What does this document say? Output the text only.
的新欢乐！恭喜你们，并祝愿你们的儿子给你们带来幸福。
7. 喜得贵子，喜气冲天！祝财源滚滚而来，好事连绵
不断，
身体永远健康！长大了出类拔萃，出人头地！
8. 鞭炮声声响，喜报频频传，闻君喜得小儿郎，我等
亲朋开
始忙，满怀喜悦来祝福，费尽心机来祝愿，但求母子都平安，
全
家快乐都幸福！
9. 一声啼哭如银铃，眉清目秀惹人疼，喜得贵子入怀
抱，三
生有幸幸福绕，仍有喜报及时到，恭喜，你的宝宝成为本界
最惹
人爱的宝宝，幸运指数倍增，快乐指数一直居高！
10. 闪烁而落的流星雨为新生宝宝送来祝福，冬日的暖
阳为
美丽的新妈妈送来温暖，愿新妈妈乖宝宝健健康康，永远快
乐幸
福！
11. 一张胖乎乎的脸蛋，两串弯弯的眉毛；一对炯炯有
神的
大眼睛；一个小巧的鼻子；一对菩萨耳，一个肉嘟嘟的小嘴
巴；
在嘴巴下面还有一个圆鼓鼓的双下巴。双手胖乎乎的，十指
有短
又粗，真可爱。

__________

Instruction: Please output every record, keeping each line exact.

Completed exercise:
What does this document say? Output the text only.
的新欢乐！恭喜你们，并祝愿你们的儿子给你们带来幸福。
7. 喜得贵子，喜气冲天！祝财源滚滚而来，好事连绵
不断，
身体永远健康！长大了出类拔萃，出人头地！
8. 鞭炮声声响，喜报频频传，闻君喜得小儿郎，我等
亲朋开
始忙，满怀喜悦来祝福，费尽心机来祝愿，但求母子都平安，
全
家快乐都幸福！
9. 一声啼哭如银铃，眉清目秀惹人疼，喜得贵子入怀
抱，三
生有幸幸福绕，仍有喜报及时到，恭喜，你的宝宝成为本界
最惹
人爱的宝宝，幸运指数倍增，快乐指数一直居高！
10. 闪烁而落的流星雨为新生宝宝送来祝福，冬日的暖
阳为
美丽的新妈妈送来温暖，愿新妈妈乖宝宝健健康康，永远快
乐幸
福！
11. 一张胖乎乎的脸蛋，两串弯弯的眉毛；一对炯炯有
神的
大眼睛；一个小巧的鼻子；一对菩萨耳，一个肉嘟嘟的小嘴
巴；
在嘴巴下面还有一个圆鼓鼓的双下巴。双手胖乎乎的，十指
有短
又粗，真可爱。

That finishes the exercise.